"""

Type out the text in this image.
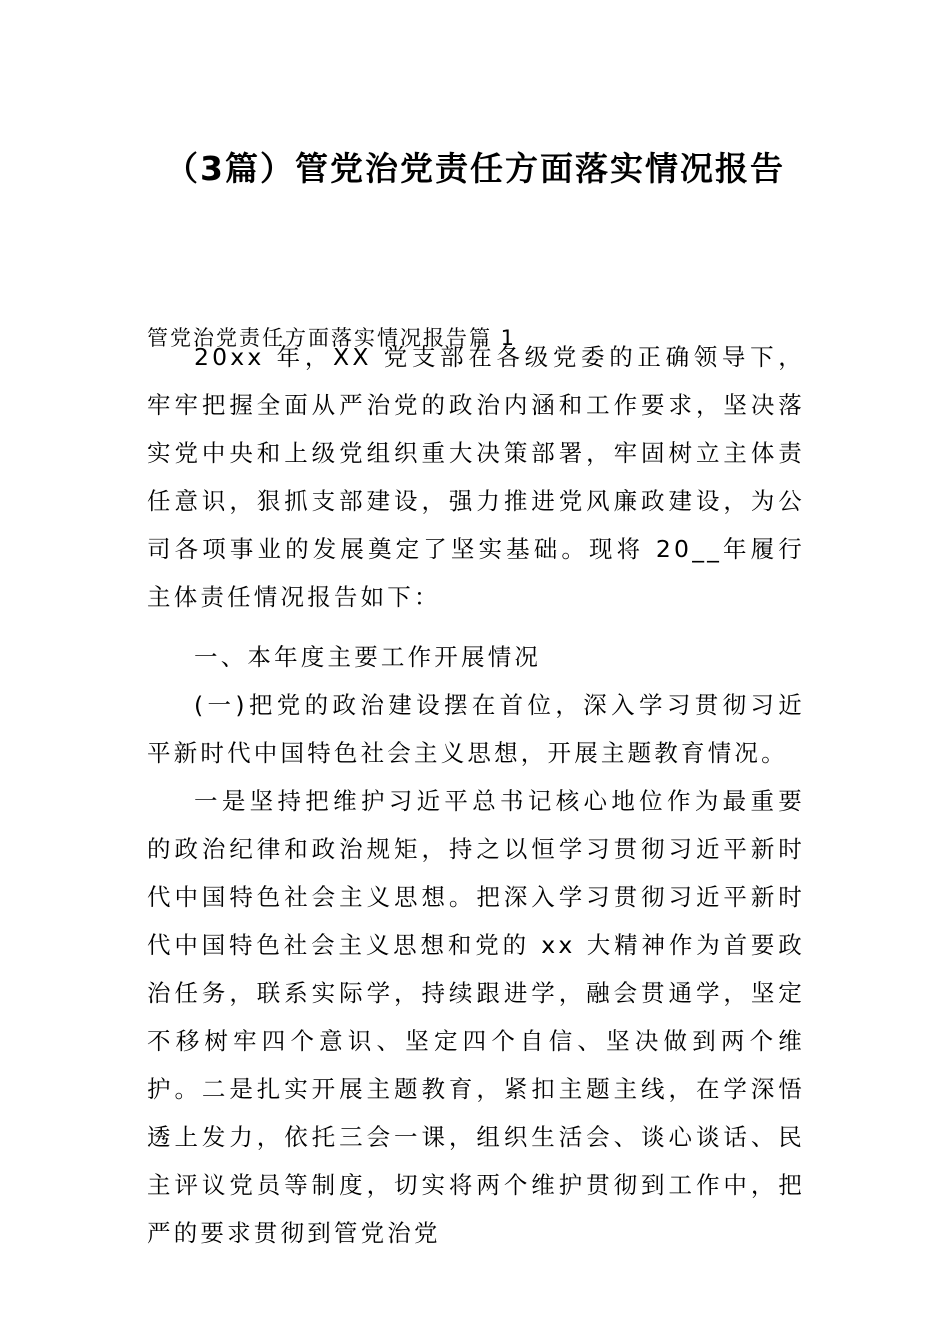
（3篇）管党治党责任方面落实情况报告
管党治党责任方面落实情况报告篇 1
20xx 年，XX 党支部在各级党委的正确领导下，牢牢把握全面从严治党的政治内涵和工作要求，坚决落实党中央和上级党组织重大决策部署，牢固树立主体责任意识，狠抓支部建设，强力推进党风廉政建设，为公司各项事业的发展奠定了坚实基础。现将 20__年履行主体责任情况报告如下：
一、本年度主要工作开展情况
(一)把党的政治建设摆在首位，深入学习贯彻习近平新时代中国特色社会主义思想，开展主题教育情况。
一是坚持把维护习近平总书记核心地位作为最重要的政治纪律和政治规矩，持之以恒学习贯彻习近平新时代中国特色社会主义思想。把深入学习贯彻习近平新时代中国特色社会主义思想和党的 xx 大精神作为首要政治任务，联系实际学，持续跟进学，融会贯通学，坚定不移树牢四个意识、坚定四个自信、坚决做到两个维护。二是扎实开展主题教育，紧扣主题主线，在学深悟透上发力，依托三会一课，组织生活会、谈心谈话、民主评议党员等制度，切实将两个维护贯彻到工作中，把严的要求贯彻到管党治党
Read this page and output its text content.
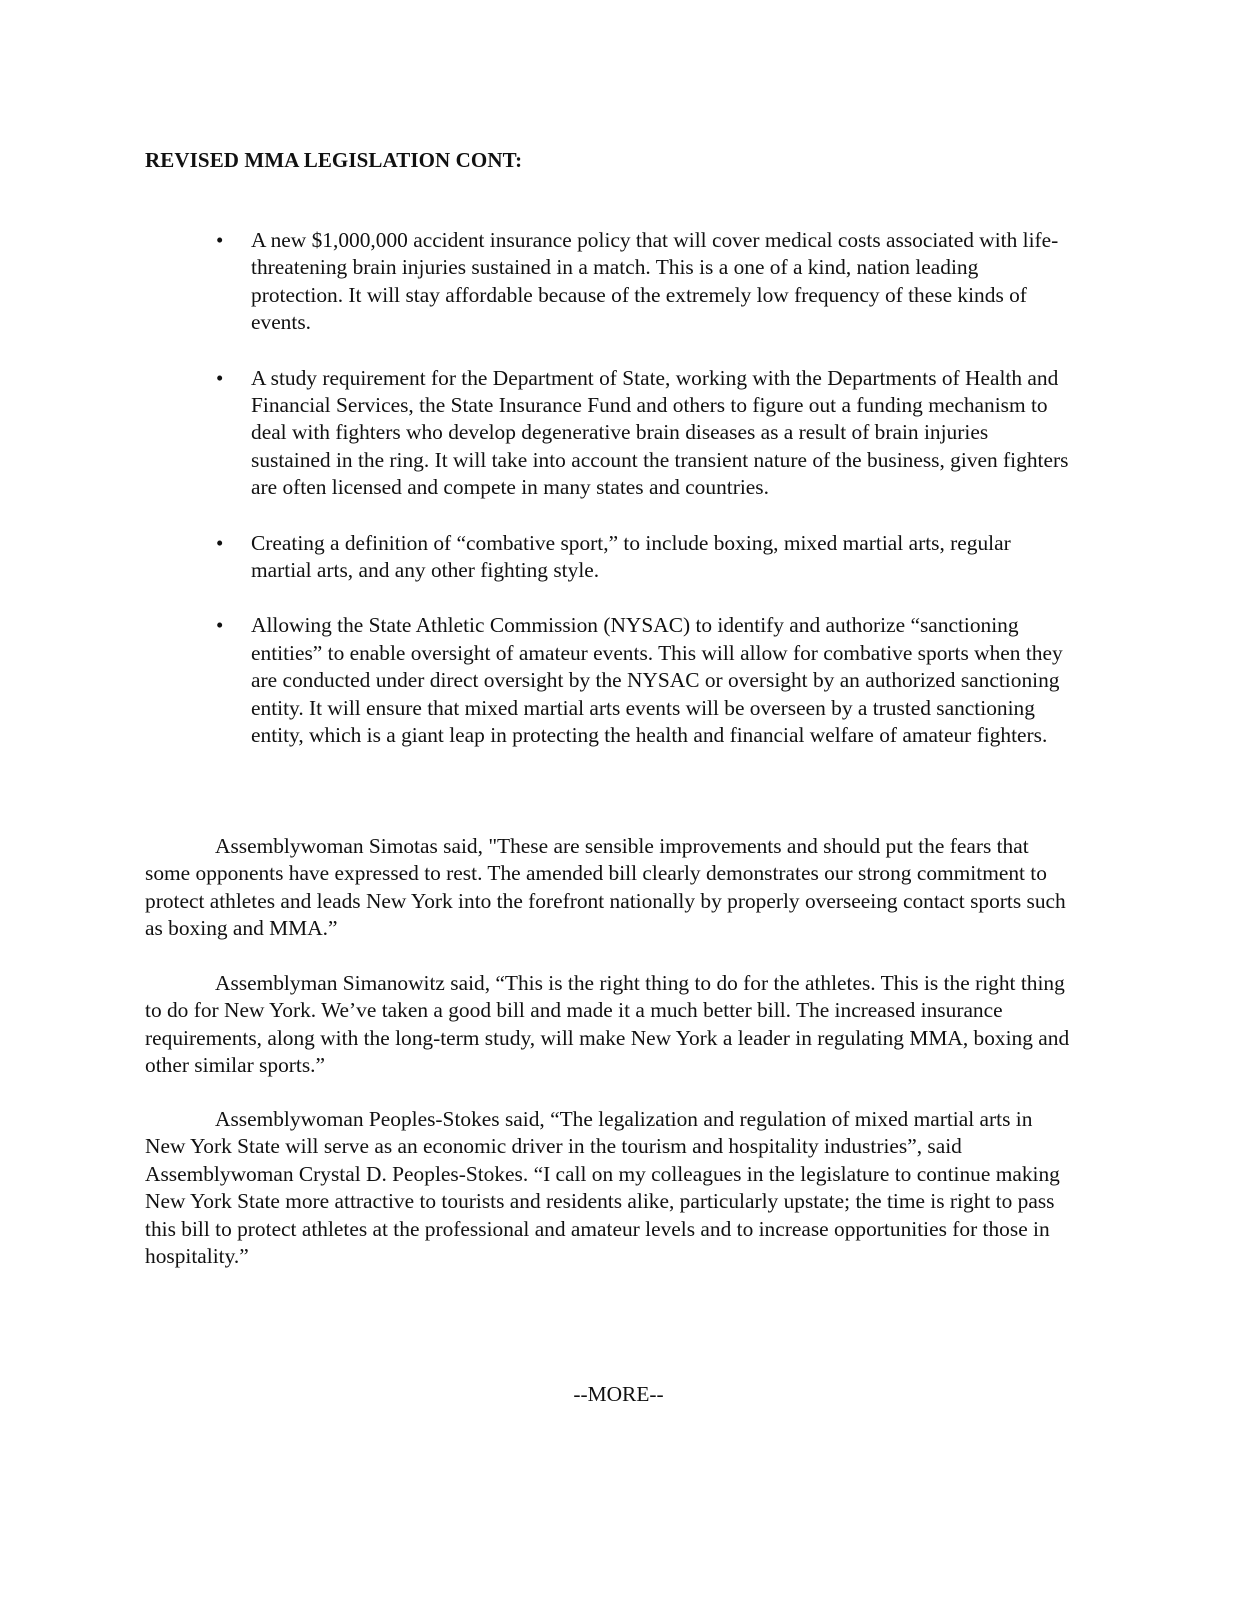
REVISED MMA LEGISLATION CONT:
• A new $1,000,000 accident insurance policy that will cover medical costs associated with life-threatening brain injuries sustained in a match. This is a one of a kind, nation leading protection. It will stay affordable because of the extremely low frequency of these kinds of events.
• A study requirement for the Department of State, working with the Departments of Health and Financial Services, the State Insurance Fund and others to figure out a funding mechanism to deal with fighters who develop degenerative brain diseases as a result of brain injuries sustained in the ring. It will take into account the transient nature of the business, given fighters are often licensed and compete in many states and countries.
• Creating a definition of “combative sport,” to include boxing, mixed martial arts, regular martial arts, and any other fighting style.
• Allowing the State Athletic Commission (NYSAC) to identify and authorize “sanctioning entities” to enable oversight of amateur events. This will allow for combative sports when they are conducted under direct oversight by the NYSAC or oversight by an authorized sanctioning entity. It will ensure that mixed martial arts events will be overseen by a trusted sanctioning entity, which is a giant leap in protecting the health and financial welfare of amateur fighters.

Assemblywoman Simotas said, "These are sensible improvements and should put the fears that some opponents have expressed to rest. The amended bill clearly demonstrates our strong commitment to protect athletes and leads New York into the forefront nationally by properly overseeing contact sports such as boxing and MMA.”

Assemblyman Simanowitz said, “This is the right thing to do for the athletes. This is the right thing to do for New York. We’ve taken a good bill and made it a much better bill. The increased insurance requirements, along with the long-term study, will make New York a leader in regulating MMA, boxing and other similar sports.”

Assemblywoman Peoples-Stokes said, “The legalization and regulation of mixed martial arts in New York State will serve as an economic driver in the tourism and hospitality industries”, said Assemblywoman Crystal D. Peoples-Stokes. “I call on my colleagues in the legislature to continue making New York State more attractive to tourists and residents alike, particularly upstate; the time is right to pass this bill to protect athletes at the professional and amateur levels and to increase opportunities for those in hospitality.”

--MORE--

"""

YOUR INSTRUCTIONS =
Pick out the lines that contain "combative" and copy them.

EXERCISE OUTPUT =
• Creating a definition of “combative sport,” to include boxing, mixed martial arts, regular martial arts, and any other fighting style.
• Allowing the State Athletic Commission (NYSAC) to identify and authorize “sanctioning entities” to enable oversight of amateur events. This will allow for combative sports when they are conducted under direct oversight by the NYSAC or oversight by an authorized sanctioning entity. It will ensure that mixed martial arts events will be overseen by a trusted sanctioning entity, which is a giant leap in protecting the health and financial welfare of amateur fighters.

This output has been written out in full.